[Goal of the exercise]
From the entries below, copy every line where the string "JSON" appears.
##### Information provided #####
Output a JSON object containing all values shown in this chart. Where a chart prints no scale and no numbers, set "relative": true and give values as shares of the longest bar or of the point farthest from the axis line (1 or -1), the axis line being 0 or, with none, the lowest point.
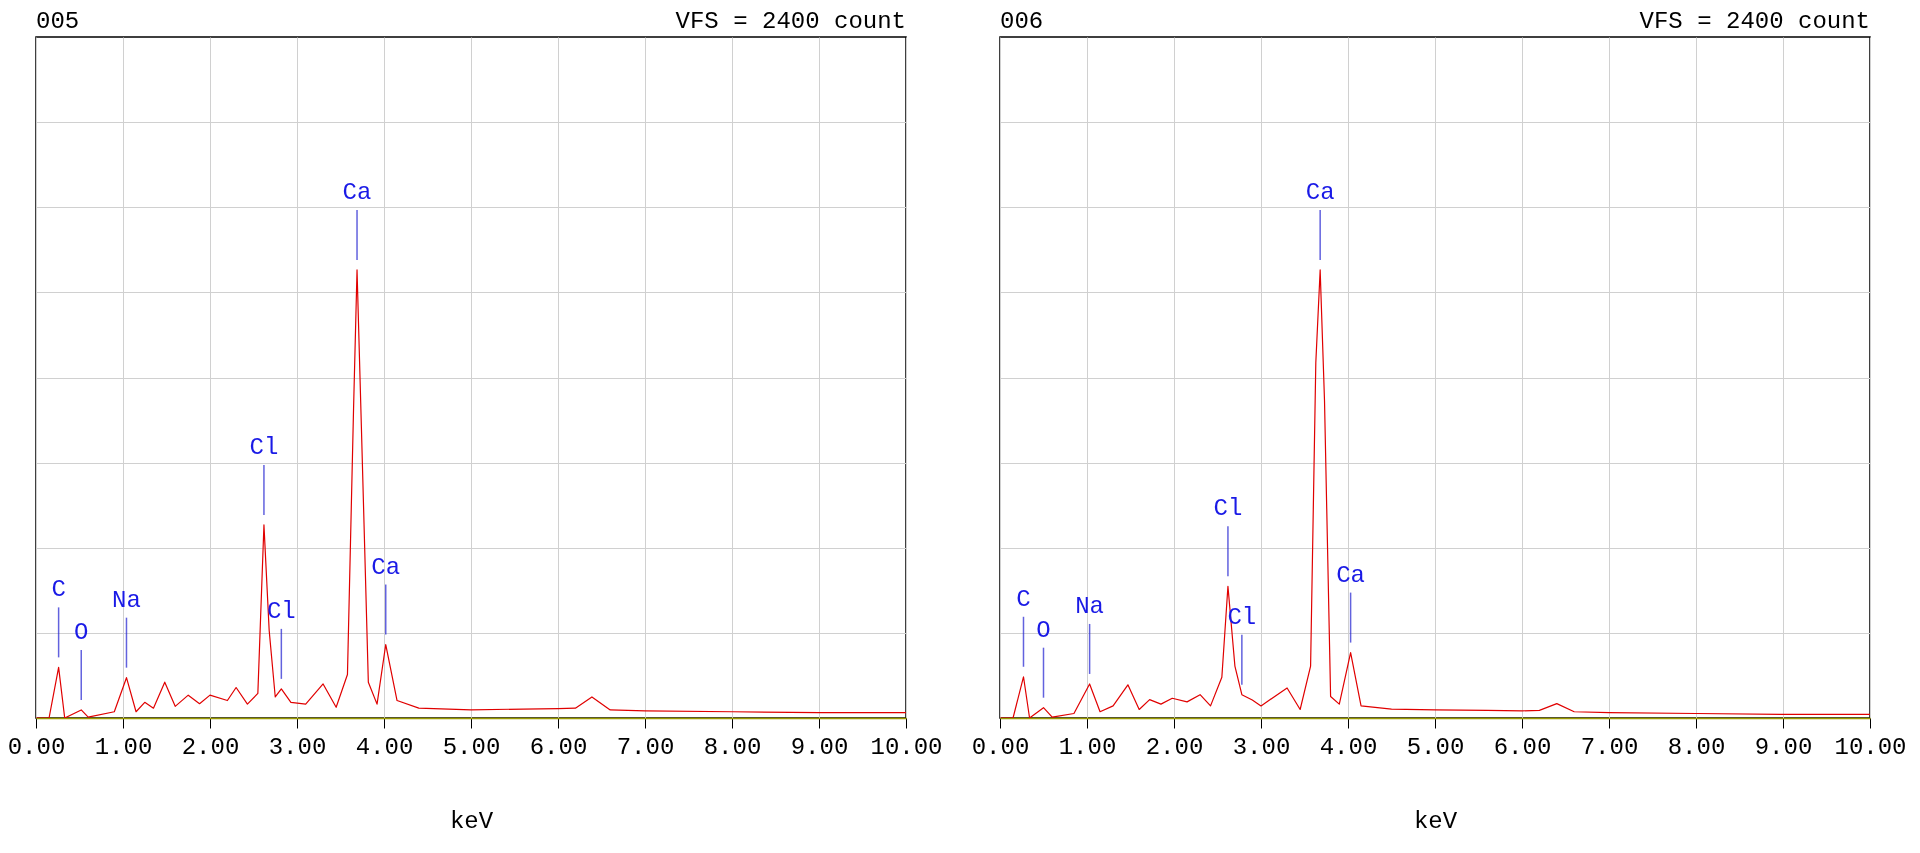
{
  "chart_data": [
    {
      "type": "line",
      "title": "005",
      "xlabel": "keV",
      "relative": true,
      "grid": true,
      "tick_labels": "x",
      "xlim": [
        0,
        10
      ],
      "xticks": [
        {
          "value": 0,
          "label": "0.00"
        },
        {
          "value": 1,
          "label": "1.00"
        },
        {
          "value": 2,
          "label": "2.00"
        },
        {
          "value": 3,
          "label": "3.00"
        },
        {
          "value": 4,
          "label": "4.00"
        },
        {
          "value": 5,
          "label": "5.00"
        },
        {
          "value": 6,
          "label": "6.00"
        },
        {
          "value": 7,
          "label": "7.00"
        },
        {
          "value": 8,
          "label": "8.00"
        },
        {
          "value": 9,
          "label": "9.00"
        },
        {
          "value": 10,
          "label": "10.00"
        }
      ],
      "x": [
        0,
        0.15,
        0.26,
        0.33,
        0.52,
        0.6,
        0.9,
        1.04,
        1.15,
        1.25,
        1.35,
        1.48,
        1.6,
        1.75,
        1.88,
        2.0,
        2.2,
        2.3,
        2.43,
        2.55,
        2.62,
        2.68,
        2.75,
        2.82,
        2.93,
        3.1,
        3.3,
        3.45,
        3.58,
        3.65,
        3.69,
        3.74,
        3.82,
        3.92,
        4.02,
        4.15,
        4.4,
        5.0,
        5.6,
        6.0,
        6.2,
        6.39,
        6.6,
        7.0,
        8.0,
        9.0,
        10.0
      ],
      "series": [
        {
          "color": "#e00000",
          "values": [
            0,
            0,
            0.113,
            0,
            0.018,
            0.002,
            0.014,
            0.09,
            0.014,
            0.035,
            0.022,
            0.08,
            0.026,
            0.051,
            0.032,
            0.051,
            0.039,
            0.068,
            0.031,
            0.055,
            0.431,
            0.196,
            0.047,
            0.065,
            0.035,
            0.031,
            0.076,
            0.024,
            0.097,
            0.69,
            1,
            0.65,
            0.08,
            0.031,
            0.164,
            0.039,
            0.022,
            0.018,
            0.02,
            0.021,
            0.022,
            0.047,
            0.018,
            0.016,
            0.014,
            0.012,
            0.012
          ]
        }
      ],
      "annotations": [
        {
          "text": "C",
          "x": 0.26,
          "y": 0.113
        },
        {
          "text": "O",
          "x": 0.52,
          "y": 0.018
        },
        {
          "text": "Na",
          "x": 1.04,
          "y": 0.09
        },
        {
          "text": "Cl",
          "x": 2.62,
          "y": 0.431
        },
        {
          "text": "Cl",
          "x": 2.82,
          "y": 0.065
        },
        {
          "text": "Ca",
          "x": 3.69,
          "y": 1
        },
        {
          "text": "Ca",
          "x": 4.02,
          "y": 0.164
        },
        "VFS = 2400 count"
      ]
    },
    {
      "type": "line",
      "title": "006",
      "xlabel": "keV",
      "relative": true,
      "grid": true,
      "tick_labels": "x",
      "xlim": [
        0,
        10
      ],
      "xticks": [
        {
          "value": 0,
          "label": "0.00"
        },
        {
          "value": 1,
          "label": "1.00"
        },
        {
          "value": 2,
          "label": "2.00"
        },
        {
          "value": 3,
          "label": "3.00"
        },
        {
          "value": 4,
          "label": "4.00"
        },
        {
          "value": 5,
          "label": "5.00"
        },
        {
          "value": 6,
          "label": "6.00"
        },
        {
          "value": 7,
          "label": "7.00"
        },
        {
          "value": 8,
          "label": "8.00"
        },
        {
          "value": 9,
          "label": "9.00"
        },
        {
          "value": 10,
          "label": "10.00"
        }
      ],
      "x": [
        0,
        0.15,
        0.27,
        0.34,
        0.5,
        0.6,
        0.85,
        1.03,
        1.15,
        1.3,
        1.47,
        1.6,
        1.72,
        1.85,
        1.98,
        2.15,
        2.3,
        2.42,
        2.55,
        2.62,
        2.7,
        2.78,
        2.9,
        3.0,
        3.3,
        3.45,
        3.57,
        3.63,
        3.68,
        3.73,
        3.8,
        3.9,
        4.03,
        4.15,
        4.5,
        5.0,
        5.6,
        6.0,
        6.2,
        6.4,
        6.6,
        7.0,
        8.0,
        9.0,
        10.0
      ],
      "series": [
        {
          "color": "#e00000",
          "values": [
            0,
            0,
            0.092,
            0,
            0.023,
            0.002,
            0.01,
            0.076,
            0.014,
            0.027,
            0.074,
            0.019,
            0.041,
            0.031,
            0.044,
            0.036,
            0.052,
            0.027,
            0.091,
            0.294,
            0.116,
            0.052,
            0.04,
            0.027,
            0.067,
            0.019,
            0.116,
            0.793,
            1,
            0.708,
            0.048,
            0.031,
            0.146,
            0.027,
            0.02,
            0.018,
            0.017,
            0.016,
            0.017,
            0.032,
            0.014,
            0.012,
            0.01,
            0.008,
            0.008
          ]
        }
      ],
      "annotations": [
        {
          "text": "C",
          "x": 0.27,
          "y": 0.092
        },
        {
          "text": "O",
          "x": 0.5,
          "y": 0.023
        },
        {
          "text": "Na",
          "x": 1.03,
          "y": 0.076
        },
        {
          "text": "Cl",
          "x": 2.62,
          "y": 0.294
        },
        {
          "text": "Cl",
          "x": 2.78,
          "y": 0.052
        },
        {
          "text": "Ca",
          "x": 3.68,
          "y": 1
        },
        {
          "text": "Ca",
          "x": 4.03,
          "y": 0.146
        },
        "VFS = 2400 count"
      ]
    }
  ]
}
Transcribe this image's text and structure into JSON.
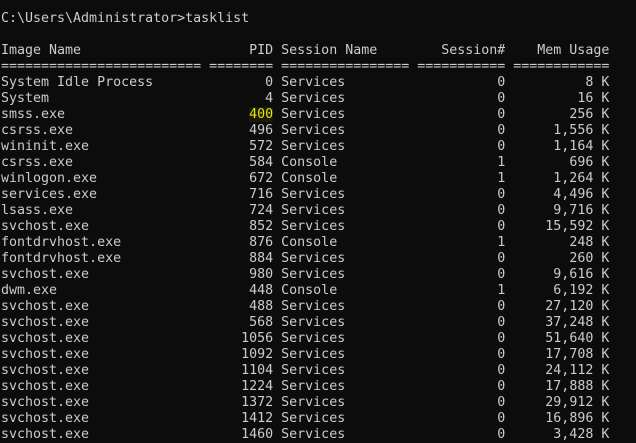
{
  "console": {
    "prompt": "C:\\Users\\Administrator>tasklist",
    "text_color": "#cccccc",
    "background": "#0c0c0c",
    "highlight_color": "#e5e510",
    "headers": [
      "Image Name",
      "PID",
      "Session Name",
      "Session#",
      "Mem Usage"
    ],
    "separators": [
      "=========================",
      "========",
      "================",
      "===========",
      "============"
    ],
    "rows": [
      [
        "System Idle Process",
        "0",
        "Services",
        "0",
        "8 K"
      ],
      [
        "System",
        "4",
        "Services",
        "0",
        "16 K"
      ],
      [
        "smss.exe",
        "400",
        "Services",
        "0",
        "256 K"
      ],
      [
        "csrss.exe",
        "496",
        "Services",
        "0",
        "1,556 K"
      ],
      [
        "wininit.exe",
        "572",
        "Services",
        "0",
        "1,164 K"
      ],
      [
        "csrss.exe",
        "584",
        "Console",
        "1",
        "696 K"
      ],
      [
        "winlogon.exe",
        "672",
        "Console",
        "1",
        "1,264 K"
      ],
      [
        "services.exe",
        "716",
        "Services",
        "0",
        "4,496 K"
      ],
      [
        "lsass.exe",
        "724",
        "Services",
        "0",
        "9,716 K"
      ],
      [
        "svchost.exe",
        "852",
        "Services",
        "0",
        "15,592 K"
      ],
      [
        "fontdrvhost.exe",
        "876",
        "Console",
        "1",
        "248 K"
      ],
      [
        "fontdrvhost.exe",
        "884",
        "Services",
        "0",
        "260 K"
      ],
      [
        "svchost.exe",
        "980",
        "Services",
        "0",
        "9,616 K"
      ],
      [
        "dwm.exe",
        "448",
        "Console",
        "1",
        "6,192 K"
      ],
      [
        "svchost.exe",
        "488",
        "Services",
        "0",
        "27,120 K"
      ],
      [
        "svchost.exe",
        "568",
        "Services",
        "0",
        "37,248 K"
      ],
      [
        "svchost.exe",
        "1056",
        "Services",
        "0",
        "51,640 K"
      ],
      [
        "svchost.exe",
        "1092",
        "Services",
        "0",
        "17,708 K"
      ],
      [
        "svchost.exe",
        "1104",
        "Services",
        "0",
        "24,112 K"
      ],
      [
        "svchost.exe",
        "1224",
        "Services",
        "0",
        "17,888 K"
      ],
      [
        "svchost.exe",
        "1372",
        "Services",
        "0",
        "29,912 K"
      ],
      [
        "svchost.exe",
        "1412",
        "Services",
        "0",
        "16,896 K"
      ],
      [
        "svchost.exe",
        "1460",
        "Services",
        "0",
        "3,428 K"
      ]
    ],
    "highlighted_cell": {
      "row": 2,
      "column": 1
    }
  }
}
#####
[Result of this task]
Output a JSON object containing all values shown in this chart. Where a chart prints no scale and no numbers, set "relative": true and give values as shares of the longest bar or of the point farthest from the axis line (1 or -1), the axis line being 0 or, with none, the lowest point.
Transcribe this image's text and structure into JSON.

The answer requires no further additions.